What this task involves: Each entry that follows is to be retyped exactly. Pictures do not belong in the copy.

- - - -

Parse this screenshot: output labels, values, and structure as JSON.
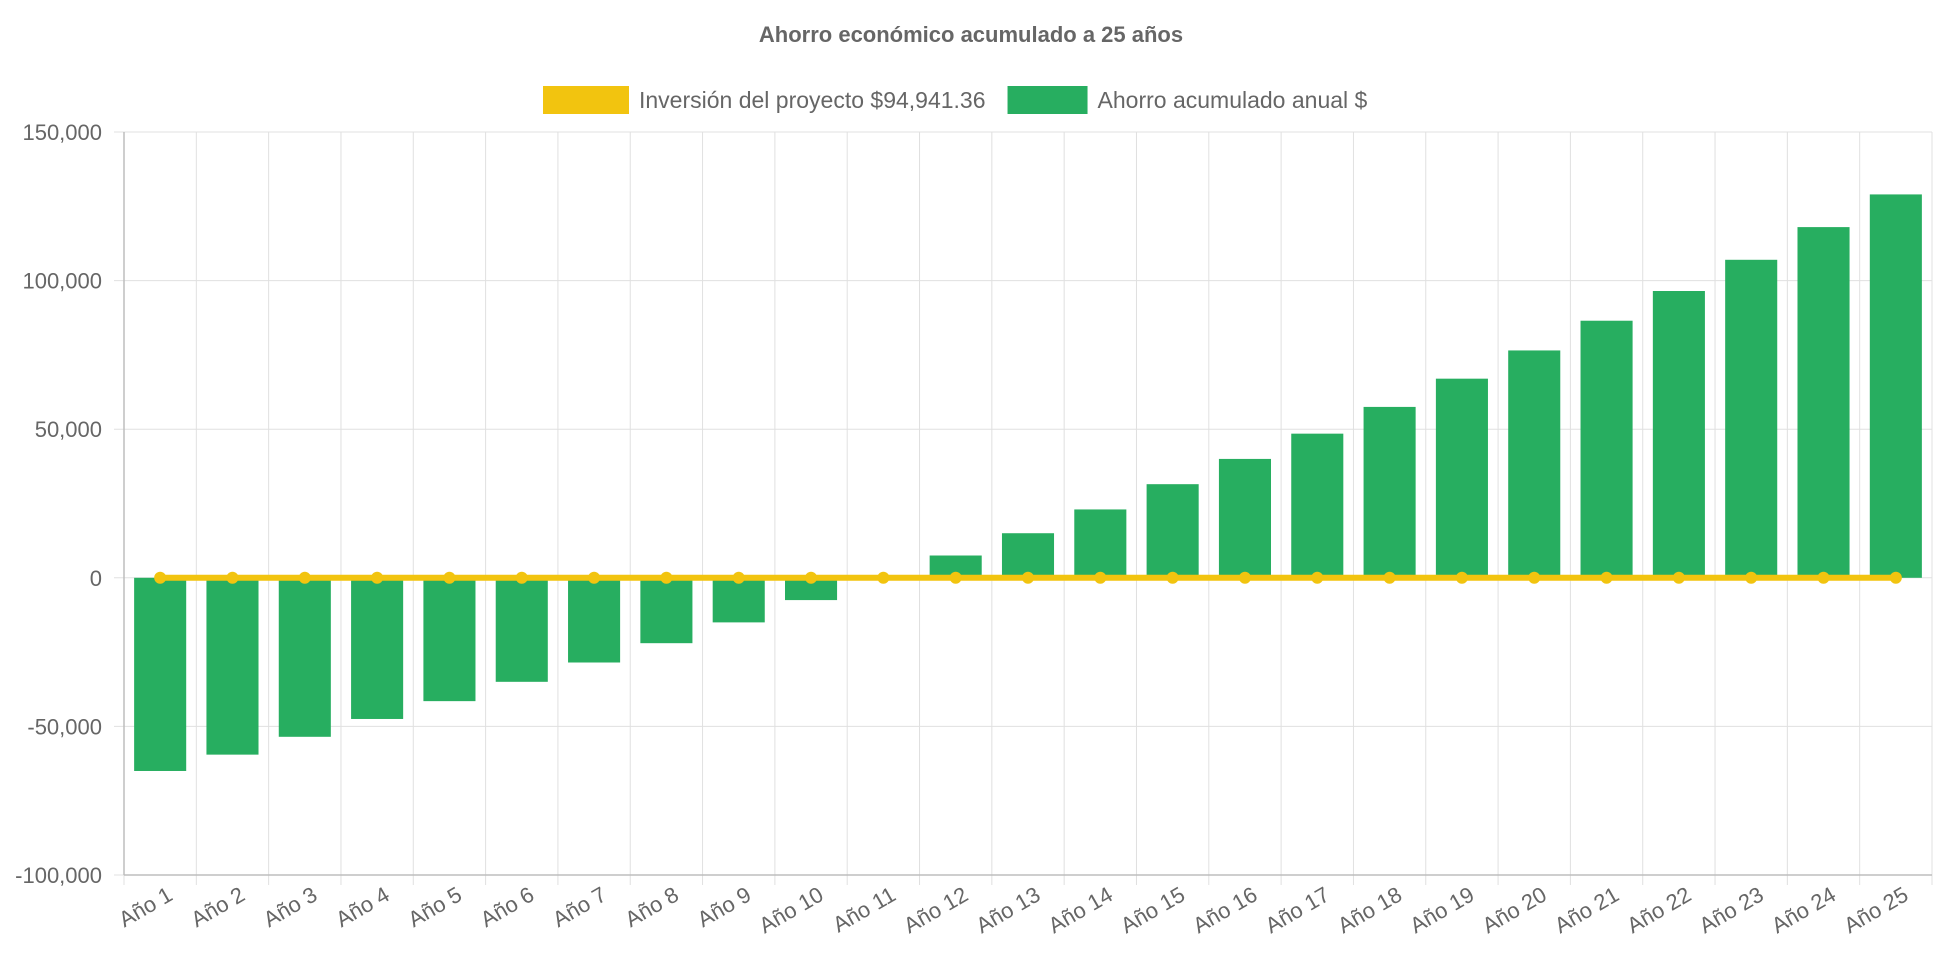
{
  "chart_data": {
    "type": "bar",
    "title": "Ahorro económico acumulado a 25 años",
    "xlabel": "",
    "ylabel": "",
    "ylim": [
      -100000,
      150000
    ],
    "yticks": [
      -100000,
      -50000,
      0,
      50000,
      100000,
      150000
    ],
    "ytick_labels": [
      "-100,000",
      "-50,000",
      "0",
      "50,000",
      "100,000",
      "150,000"
    ],
    "grid": true,
    "legend_position": "top",
    "categories": [
      "Año 1",
      "Año 2",
      "Año 3",
      "Año 4",
      "Año 5",
      "Año 6",
      "Año 7",
      "Año 8",
      "Año 9",
      "Año 10",
      "Año 11",
      "Año 12",
      "Año 13",
      "Año 14",
      "Año 15",
      "Año 16",
      "Año 17",
      "Año 18",
      "Año 19",
      "Año 20",
      "Año 21",
      "Año 22",
      "Año 23",
      "Año 24",
      "Año 25"
    ],
    "series": [
      {
        "name": "Inversión del proyecto $94,941.36",
        "type": "line",
        "color": "#f2c40f",
        "values": [
          0,
          0,
          0,
          0,
          0,
          0,
          0,
          0,
          0,
          0,
          0,
          0,
          0,
          0,
          0,
          0,
          0,
          0,
          0,
          0,
          0,
          0,
          0,
          0,
          0
        ]
      },
      {
        "name": "Ahorro acumulado anual $",
        "type": "bar",
        "color": "#27ae60",
        "values": [
          -65000,
          -59500,
          -53500,
          -47500,
          -41500,
          -35000,
          -28500,
          -22000,
          -15000,
          -7500,
          0,
          7500,
          15000,
          23000,
          31500,
          40000,
          48500,
          57500,
          67000,
          76500,
          86500,
          96500,
          107000,
          118000,
          129000
        ]
      }
    ]
  }
}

- - - -

Correct result:
Parse this screenshot: output labels, values, and structure as JSON.
{
  "chart_data": {
    "type": "bar",
    "title": "Ahorro económico acumulado a 25 años",
    "xlabel": "",
    "ylabel": "",
    "ylim": [
      -100000,
      150000
    ],
    "yticks": [
      -100000,
      -50000,
      0,
      50000,
      100000,
      150000
    ],
    "ytick_labels": [
      "-100,000",
      "-50,000",
      "0",
      "50,000",
      "100,000",
      "150,000"
    ],
    "grid": true,
    "legend_position": "top",
    "categories": [
      "Año 1",
      "Año 2",
      "Año 3",
      "Año 4",
      "Año 5",
      "Año 6",
      "Año 7",
      "Año 8",
      "Año 9",
      "Año 10",
      "Año 11",
      "Año 12",
      "Año 13",
      "Año 14",
      "Año 15",
      "Año 16",
      "Año 17",
      "Año 18",
      "Año 19",
      "Año 20",
      "Año 21",
      "Año 22",
      "Año 23",
      "Año 24",
      "Año 25"
    ],
    "series": [
      {
        "name": "Inversión del proyecto $94,941.36",
        "type": "line",
        "color": "#f2c40f",
        "values": [
          0,
          0,
          0,
          0,
          0,
          0,
          0,
          0,
          0,
          0,
          0,
          0,
          0,
          0,
          0,
          0,
          0,
          0,
          0,
          0,
          0,
          0,
          0,
          0,
          0
        ]
      },
      {
        "name": "Ahorro acumulado anual $",
        "type": "bar",
        "color": "#27ae60",
        "values": [
          -65000,
          -59500,
          -53500,
          -47500,
          -41500,
          -35000,
          -28500,
          -22000,
          -15000,
          -7500,
          0,
          7500,
          15000,
          23000,
          31500,
          40000,
          48500,
          57500,
          67000,
          76500,
          86500,
          96500,
          107000,
          118000,
          129000
        ]
      }
    ]
  }
}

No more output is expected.